Figure dataset records
——————

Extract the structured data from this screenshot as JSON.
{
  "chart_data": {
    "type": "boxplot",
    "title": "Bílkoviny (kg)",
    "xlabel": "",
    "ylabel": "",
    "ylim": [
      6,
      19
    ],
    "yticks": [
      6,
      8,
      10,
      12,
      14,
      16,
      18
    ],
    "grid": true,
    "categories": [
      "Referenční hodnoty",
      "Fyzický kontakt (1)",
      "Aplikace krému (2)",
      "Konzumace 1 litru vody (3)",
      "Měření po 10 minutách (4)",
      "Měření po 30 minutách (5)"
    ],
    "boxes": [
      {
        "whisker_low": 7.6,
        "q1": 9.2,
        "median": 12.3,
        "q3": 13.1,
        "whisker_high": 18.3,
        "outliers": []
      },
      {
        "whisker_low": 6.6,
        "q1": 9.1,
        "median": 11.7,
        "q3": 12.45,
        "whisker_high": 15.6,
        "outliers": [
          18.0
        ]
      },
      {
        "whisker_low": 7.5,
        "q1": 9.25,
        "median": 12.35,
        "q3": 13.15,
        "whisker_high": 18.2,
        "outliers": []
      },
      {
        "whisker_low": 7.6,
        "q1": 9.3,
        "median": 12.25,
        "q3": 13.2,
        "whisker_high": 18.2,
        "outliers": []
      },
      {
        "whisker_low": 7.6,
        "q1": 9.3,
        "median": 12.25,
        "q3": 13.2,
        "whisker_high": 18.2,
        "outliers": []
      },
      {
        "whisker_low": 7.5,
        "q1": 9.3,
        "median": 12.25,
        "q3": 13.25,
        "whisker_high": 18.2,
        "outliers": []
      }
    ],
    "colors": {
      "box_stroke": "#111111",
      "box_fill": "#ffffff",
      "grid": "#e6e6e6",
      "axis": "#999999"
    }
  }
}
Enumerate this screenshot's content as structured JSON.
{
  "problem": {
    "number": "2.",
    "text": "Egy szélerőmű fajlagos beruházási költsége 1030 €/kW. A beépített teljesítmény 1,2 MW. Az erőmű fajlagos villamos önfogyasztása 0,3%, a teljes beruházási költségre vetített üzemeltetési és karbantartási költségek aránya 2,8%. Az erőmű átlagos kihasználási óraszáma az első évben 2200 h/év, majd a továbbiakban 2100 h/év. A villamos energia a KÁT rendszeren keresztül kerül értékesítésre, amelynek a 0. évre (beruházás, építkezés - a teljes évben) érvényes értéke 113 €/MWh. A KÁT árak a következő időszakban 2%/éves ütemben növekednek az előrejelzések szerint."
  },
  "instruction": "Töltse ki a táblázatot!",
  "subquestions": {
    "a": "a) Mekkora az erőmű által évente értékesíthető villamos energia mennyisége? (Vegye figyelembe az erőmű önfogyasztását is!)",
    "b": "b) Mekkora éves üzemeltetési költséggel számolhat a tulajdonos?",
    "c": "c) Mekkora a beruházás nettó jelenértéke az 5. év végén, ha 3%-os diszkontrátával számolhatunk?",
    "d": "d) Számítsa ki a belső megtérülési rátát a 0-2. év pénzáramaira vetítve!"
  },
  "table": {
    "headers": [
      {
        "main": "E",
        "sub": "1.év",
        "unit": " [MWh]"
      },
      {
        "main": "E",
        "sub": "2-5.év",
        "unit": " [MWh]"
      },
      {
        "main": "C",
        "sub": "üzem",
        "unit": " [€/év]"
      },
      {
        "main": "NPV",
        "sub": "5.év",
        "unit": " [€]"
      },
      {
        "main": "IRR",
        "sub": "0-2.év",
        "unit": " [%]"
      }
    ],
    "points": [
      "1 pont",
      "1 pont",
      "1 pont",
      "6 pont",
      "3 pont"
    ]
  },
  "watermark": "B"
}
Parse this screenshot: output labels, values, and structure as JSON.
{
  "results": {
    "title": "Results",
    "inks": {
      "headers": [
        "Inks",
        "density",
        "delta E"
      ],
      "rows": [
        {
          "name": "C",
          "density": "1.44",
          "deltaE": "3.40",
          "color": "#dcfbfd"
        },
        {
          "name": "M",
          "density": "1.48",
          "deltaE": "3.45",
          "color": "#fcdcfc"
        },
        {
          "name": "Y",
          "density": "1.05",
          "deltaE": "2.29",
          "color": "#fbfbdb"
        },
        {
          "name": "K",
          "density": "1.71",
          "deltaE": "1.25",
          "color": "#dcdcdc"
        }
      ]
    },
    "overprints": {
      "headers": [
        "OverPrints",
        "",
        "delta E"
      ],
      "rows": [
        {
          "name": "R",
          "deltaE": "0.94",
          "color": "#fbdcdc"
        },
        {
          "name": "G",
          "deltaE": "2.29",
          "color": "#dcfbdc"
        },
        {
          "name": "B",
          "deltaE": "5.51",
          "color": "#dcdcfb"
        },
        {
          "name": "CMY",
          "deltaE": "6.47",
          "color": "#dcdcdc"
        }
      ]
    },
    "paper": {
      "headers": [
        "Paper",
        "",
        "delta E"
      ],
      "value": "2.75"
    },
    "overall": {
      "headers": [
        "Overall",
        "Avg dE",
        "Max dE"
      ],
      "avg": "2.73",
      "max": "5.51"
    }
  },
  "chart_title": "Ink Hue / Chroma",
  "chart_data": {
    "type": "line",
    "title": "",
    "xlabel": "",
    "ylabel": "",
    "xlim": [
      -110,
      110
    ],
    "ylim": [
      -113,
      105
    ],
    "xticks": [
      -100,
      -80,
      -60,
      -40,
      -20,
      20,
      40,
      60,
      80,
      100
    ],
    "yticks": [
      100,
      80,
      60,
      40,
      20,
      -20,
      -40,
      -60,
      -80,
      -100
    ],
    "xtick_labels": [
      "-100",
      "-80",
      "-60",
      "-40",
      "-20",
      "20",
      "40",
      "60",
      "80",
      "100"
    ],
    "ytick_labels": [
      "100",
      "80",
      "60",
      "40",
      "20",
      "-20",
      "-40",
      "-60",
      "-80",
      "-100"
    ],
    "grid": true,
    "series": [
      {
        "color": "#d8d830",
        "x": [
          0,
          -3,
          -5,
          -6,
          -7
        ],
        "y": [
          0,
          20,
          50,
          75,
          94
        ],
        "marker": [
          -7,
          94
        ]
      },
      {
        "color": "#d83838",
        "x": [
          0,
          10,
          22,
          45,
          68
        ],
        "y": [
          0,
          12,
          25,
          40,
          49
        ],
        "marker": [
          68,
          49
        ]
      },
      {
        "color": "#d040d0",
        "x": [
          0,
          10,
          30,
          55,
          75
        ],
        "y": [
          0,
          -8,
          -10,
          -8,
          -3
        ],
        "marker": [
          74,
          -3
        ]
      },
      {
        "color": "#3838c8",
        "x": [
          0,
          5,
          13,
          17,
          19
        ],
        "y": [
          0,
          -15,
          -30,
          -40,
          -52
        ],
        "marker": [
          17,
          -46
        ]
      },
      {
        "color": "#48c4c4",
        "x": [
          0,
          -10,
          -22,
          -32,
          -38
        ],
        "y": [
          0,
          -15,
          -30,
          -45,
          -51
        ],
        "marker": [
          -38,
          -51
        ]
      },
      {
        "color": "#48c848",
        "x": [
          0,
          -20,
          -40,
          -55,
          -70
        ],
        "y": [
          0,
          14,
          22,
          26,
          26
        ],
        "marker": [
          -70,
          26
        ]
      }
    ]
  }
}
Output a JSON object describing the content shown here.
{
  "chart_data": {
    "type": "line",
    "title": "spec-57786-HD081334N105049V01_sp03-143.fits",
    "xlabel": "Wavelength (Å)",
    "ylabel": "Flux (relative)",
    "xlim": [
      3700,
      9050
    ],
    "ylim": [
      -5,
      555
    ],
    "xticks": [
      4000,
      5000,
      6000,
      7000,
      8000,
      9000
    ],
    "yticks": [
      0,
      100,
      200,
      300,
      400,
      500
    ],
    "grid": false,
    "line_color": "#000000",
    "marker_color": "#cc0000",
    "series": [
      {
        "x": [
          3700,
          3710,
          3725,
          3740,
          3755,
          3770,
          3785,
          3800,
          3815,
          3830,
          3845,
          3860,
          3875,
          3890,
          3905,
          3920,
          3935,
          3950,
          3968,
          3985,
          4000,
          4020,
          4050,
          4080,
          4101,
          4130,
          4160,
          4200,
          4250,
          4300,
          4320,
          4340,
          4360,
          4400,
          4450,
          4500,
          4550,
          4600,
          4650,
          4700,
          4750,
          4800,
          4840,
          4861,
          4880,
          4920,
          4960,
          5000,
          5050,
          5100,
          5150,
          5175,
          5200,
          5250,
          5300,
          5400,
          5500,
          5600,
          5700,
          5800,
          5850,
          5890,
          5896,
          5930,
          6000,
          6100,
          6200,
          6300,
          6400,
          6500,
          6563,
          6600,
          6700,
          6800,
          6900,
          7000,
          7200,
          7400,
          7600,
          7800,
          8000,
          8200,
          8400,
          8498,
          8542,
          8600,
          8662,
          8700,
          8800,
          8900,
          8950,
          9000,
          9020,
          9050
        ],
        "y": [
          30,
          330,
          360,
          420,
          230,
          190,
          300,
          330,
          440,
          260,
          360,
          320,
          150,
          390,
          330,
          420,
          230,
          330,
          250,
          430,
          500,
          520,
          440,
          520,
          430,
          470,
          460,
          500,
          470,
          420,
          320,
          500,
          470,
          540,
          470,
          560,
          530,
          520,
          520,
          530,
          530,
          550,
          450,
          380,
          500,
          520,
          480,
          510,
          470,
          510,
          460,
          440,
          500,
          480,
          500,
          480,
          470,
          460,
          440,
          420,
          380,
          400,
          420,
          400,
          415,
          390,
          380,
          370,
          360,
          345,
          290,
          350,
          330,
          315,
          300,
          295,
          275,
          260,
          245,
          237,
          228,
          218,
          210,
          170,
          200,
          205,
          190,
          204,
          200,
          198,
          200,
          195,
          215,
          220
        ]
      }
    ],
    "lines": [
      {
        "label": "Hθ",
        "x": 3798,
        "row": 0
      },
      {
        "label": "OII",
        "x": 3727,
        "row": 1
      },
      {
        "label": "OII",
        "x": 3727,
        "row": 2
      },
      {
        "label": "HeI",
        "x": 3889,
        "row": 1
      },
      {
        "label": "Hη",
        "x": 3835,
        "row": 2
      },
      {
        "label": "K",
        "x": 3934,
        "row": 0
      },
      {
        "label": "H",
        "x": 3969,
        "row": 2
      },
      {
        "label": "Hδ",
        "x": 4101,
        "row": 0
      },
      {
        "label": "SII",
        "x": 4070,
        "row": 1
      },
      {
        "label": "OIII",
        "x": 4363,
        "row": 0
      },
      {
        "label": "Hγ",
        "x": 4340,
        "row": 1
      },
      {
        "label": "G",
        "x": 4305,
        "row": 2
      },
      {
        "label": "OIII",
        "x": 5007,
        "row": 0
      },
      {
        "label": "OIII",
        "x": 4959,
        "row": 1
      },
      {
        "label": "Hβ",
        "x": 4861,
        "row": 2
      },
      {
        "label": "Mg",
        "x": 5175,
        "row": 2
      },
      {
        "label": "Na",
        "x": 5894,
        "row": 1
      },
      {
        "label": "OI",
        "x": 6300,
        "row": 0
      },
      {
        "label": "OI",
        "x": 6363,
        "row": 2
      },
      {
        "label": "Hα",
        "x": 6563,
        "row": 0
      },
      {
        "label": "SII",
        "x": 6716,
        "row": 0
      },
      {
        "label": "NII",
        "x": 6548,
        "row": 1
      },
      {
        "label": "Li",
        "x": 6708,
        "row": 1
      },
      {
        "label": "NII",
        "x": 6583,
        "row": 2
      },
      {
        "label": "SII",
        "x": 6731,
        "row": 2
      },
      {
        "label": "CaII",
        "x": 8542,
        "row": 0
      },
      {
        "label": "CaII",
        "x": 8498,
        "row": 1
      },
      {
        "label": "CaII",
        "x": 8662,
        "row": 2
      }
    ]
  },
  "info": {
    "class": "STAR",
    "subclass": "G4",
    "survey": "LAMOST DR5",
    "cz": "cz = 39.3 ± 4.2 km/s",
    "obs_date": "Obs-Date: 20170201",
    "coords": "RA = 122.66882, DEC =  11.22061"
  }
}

——————

The answer is one number: how many lines of the material above contain "grid".

EXERCISE RESPONSE. 4